- What you should do:
Reproduce the lines of the material exactly, excluding every image.

- Input:

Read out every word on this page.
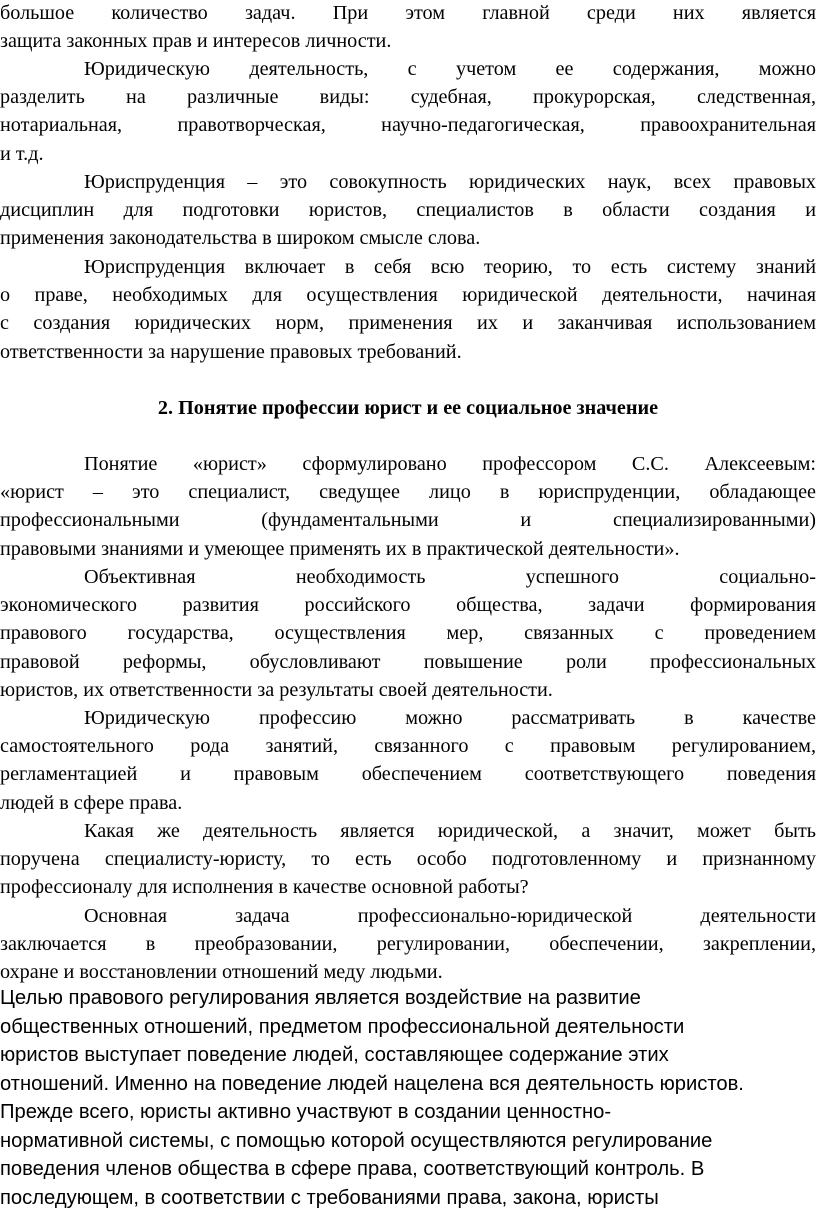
большое количество задач. При этом главной среди них является
защита законных прав и интересов личности.
Юридическую деятельность, с учетом ее содержания, можно
разделить на различные виды: судебная, прокурорская, следственная,
нотариальная, правотворческая, научно-педагогическая, правоохранительная
и т.д.
Юриспруденция – это совокупность юридических наук, всех правовых
дисциплин для подготовки юристов, специалистов в области создания и
применения законодательства в широком смысле слова.
Юриспруденция включает в себя всю теорию, то есть систему знаний
о праве, необходимых для осуществления юридической деятельности, начиная
с создания юридических норм, применения их и заканчивая использованием
ответственности за нарушение правовых требований.
2. Понятие профессии юрист и ее социальное значение
Понятие «юрист» сформулировано профессором С.С. Алексеевым:
«юрист – это специалист, сведущее лицо в юриспруденции, обладающее
профессиональными (фундаментальными и специализированными)
правовыми знаниями и умеющее применять их в практической деятельности».
Объективная необходимость успешного социально-
экономического развития российского общества, задачи формирования
правового государства, осуществления мер, связанных с проведением
правовой реформы, обусловливают повышение роли профессиональных
юристов, их ответственности за результаты своей деятельности.
Юридическую профессию можно рассматривать в качестве
самостоятельного рода занятий, связанного с правовым регулированием,
регламентацией и правовым обеспечением соответствующего поведения
людей в сфере права.
Какая же деятельность является юридической, а значит, может быть
поручена специалисту-юристу, то есть особо подготовленному и признанному
профессионалу для исполнения в качестве основной работы?
Основная задача профессионально-юридической деятельности
заключается в преобразовании, регулировании, обеспечении, закреплении,
охране и восстановлении отношений меду людьми.
Целью правового регулирования является воздействие на развитие
общественных отношений, предметом профессиональной деятельности
юристов выступает поведение людей, составляющее содержание этих
отношений. Именно на поведение людей нацелена вся деятельность юристов.
Прежде всего, юристы активно участвуют в создании ценностно-
нормативной системы, с помощью которой осуществляются регулирование
поведения членов общества в сфере права, соответствующий контроль. В
последующем, в соответствии с требованиями права, закона, юристы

- Completed exercise:
Read out every word on this page.
большое количество задач. При этом главной среди них является
защита законных прав и интересов личности.
Юридическую деятельность, с учетом ее содержания, можно
разделить на различные виды: судебная, прокурорская, следственная,
нотариальная, правотворческая, научно-педагогическая, правоохранительная
и т.д.
Юриспруденция – это совокупность юридических наук, всех правовых
дисциплин для подготовки юристов, специалистов в области создания и
применения законодательства в широком смысле слова.
Юриспруденция включает в себя всю теорию, то есть систему знаний
о праве, необходимых для осуществления юридической деятельности, начиная
с создания юридических норм, применения их и заканчивая использованием
ответственности за нарушение правовых требований.
2. Понятие профессии юрист и ее социальное значение
Понятие «юрист» сформулировано профессором С.С. Алексеевым:
«юрист – это специалист, сведущее лицо в юриспруденции, обладающее
профессиональными (фундаментальными и специализированными)
правовыми знаниями и умеющее применять их в практической деятельности».
Объективная необходимость успешного социально-
экономического развития российского общества, задачи формирования
правового государства, осуществления мер, связанных с проведением
правовой реформы, обусловливают повышение роли профессиональных
юристов, их ответственности за результаты своей деятельности.
Юридическую профессию можно рассматривать в качестве
самостоятельного рода занятий, связанного с правовым регулированием,
регламентацией и правовым обеспечением соответствующего поведения
людей в сфере права.
Какая же деятельность является юридической, а значит, может быть
поручена специалисту-юристу, то есть особо подготовленному и признанному
профессионалу для исполнения в качестве основной работы?
Основная задача профессионально-юридической деятельности
заключается в преобразовании, регулировании, обеспечении, закреплении,
охране и восстановлении отношений меду людьми.
Целью правового регулирования является воздействие на развитие
общественных отношений, предметом профессиональной деятельности
юристов выступает поведение людей, составляющее содержание этих
отношений. Именно на поведение людей нацелена вся деятельность юристов.
Прежде всего, юристы активно участвуют в создании ценностно-
нормативной системы, с помощью которой осуществляются регулирование
поведения членов общества в сфере права, соответствующий контроль. В
последующем, в соответствии с требованиями права, закона, юристы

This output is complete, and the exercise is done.